▶

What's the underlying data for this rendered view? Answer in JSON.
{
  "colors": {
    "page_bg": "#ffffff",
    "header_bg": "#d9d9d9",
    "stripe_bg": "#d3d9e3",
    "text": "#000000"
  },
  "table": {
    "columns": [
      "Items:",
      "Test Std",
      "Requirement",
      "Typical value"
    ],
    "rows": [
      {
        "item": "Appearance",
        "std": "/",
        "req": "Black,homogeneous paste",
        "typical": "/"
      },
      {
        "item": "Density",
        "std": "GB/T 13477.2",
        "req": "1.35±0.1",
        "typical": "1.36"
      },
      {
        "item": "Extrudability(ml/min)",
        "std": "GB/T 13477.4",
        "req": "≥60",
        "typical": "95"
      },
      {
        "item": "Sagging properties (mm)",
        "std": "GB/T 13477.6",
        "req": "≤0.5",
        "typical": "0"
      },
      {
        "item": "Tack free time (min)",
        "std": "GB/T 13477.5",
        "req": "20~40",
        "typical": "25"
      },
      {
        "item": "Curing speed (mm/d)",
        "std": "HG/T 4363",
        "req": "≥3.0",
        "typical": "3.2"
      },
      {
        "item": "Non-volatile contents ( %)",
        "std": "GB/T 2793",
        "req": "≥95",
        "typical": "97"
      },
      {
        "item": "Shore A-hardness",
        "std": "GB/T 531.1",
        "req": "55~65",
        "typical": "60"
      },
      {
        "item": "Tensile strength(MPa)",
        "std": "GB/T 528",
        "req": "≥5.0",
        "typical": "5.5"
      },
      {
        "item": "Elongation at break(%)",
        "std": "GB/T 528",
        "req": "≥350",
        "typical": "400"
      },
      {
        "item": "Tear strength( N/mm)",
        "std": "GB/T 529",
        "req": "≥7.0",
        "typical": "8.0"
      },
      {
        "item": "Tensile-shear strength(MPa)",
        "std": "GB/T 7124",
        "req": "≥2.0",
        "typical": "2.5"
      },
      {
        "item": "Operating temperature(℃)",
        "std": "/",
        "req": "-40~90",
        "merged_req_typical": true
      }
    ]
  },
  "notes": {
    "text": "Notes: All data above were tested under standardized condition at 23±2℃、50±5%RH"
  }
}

◀

## THE EXERCISE
Look through the entries above; copy every line holding the string "Tensile".

## ANSWER BELOW
        "item": "Tensile strength(MPa)",
        "item": "Tensile-shear strength(MPa)",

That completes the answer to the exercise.